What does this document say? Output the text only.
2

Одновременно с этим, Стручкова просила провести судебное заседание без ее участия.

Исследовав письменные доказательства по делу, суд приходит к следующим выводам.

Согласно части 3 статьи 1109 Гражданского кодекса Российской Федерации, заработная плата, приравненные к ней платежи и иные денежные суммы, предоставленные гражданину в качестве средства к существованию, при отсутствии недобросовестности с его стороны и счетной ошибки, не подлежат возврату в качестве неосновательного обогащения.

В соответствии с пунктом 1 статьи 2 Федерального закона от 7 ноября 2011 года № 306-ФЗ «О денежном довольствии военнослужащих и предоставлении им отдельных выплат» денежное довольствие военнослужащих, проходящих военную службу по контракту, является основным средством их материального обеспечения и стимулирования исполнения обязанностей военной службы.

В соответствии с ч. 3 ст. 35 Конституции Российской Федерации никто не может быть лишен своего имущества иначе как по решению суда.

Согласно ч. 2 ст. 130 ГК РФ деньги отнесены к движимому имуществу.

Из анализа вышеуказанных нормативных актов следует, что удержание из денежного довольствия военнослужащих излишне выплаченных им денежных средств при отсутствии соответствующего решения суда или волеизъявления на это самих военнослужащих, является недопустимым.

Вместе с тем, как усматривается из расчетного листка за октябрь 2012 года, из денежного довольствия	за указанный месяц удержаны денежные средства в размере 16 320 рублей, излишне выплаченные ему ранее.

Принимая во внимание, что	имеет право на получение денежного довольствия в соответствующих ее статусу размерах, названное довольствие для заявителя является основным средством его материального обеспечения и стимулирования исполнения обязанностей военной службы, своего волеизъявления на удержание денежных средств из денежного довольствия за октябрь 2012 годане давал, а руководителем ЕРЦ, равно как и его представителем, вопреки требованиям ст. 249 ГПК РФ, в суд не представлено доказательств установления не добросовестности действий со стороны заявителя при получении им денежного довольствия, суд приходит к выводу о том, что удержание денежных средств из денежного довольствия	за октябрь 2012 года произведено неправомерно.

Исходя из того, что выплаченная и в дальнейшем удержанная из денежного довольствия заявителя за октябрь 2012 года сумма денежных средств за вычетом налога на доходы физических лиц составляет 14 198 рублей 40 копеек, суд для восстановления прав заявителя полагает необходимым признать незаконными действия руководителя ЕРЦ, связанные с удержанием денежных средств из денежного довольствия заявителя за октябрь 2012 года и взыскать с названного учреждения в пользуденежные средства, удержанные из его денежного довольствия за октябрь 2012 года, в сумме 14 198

_____

• Task description: Within the material above, find the lines that contain the word "приходит"; copy them.

• Final result:
Исследовав письменные доказательства по делу, суд приходит к следующим выводам.
Принимая во внимание, что	имеет право на получение денежного довольствия в соответствующих ее статусу размерах, названное довольствие для заявителя является основным средством его материального обеспечения и стимулирования исполнения обязанностей военной службы, своего волеизъявления на удержание денежных средств из денежного довольствия за октябрь 2012 годане давал, а руководителем ЕРЦ, равно как и его представителем, вопреки требованиям ст. 249 ГПК РФ, в суд не представлено доказательств установления не добросовестности действий со стороны заявителя при получении им денежного довольствия, суд приходит к выводу о том, что удержание денежных средств из денежного довольствия	за октябрь 2012 года произведено неправомерно.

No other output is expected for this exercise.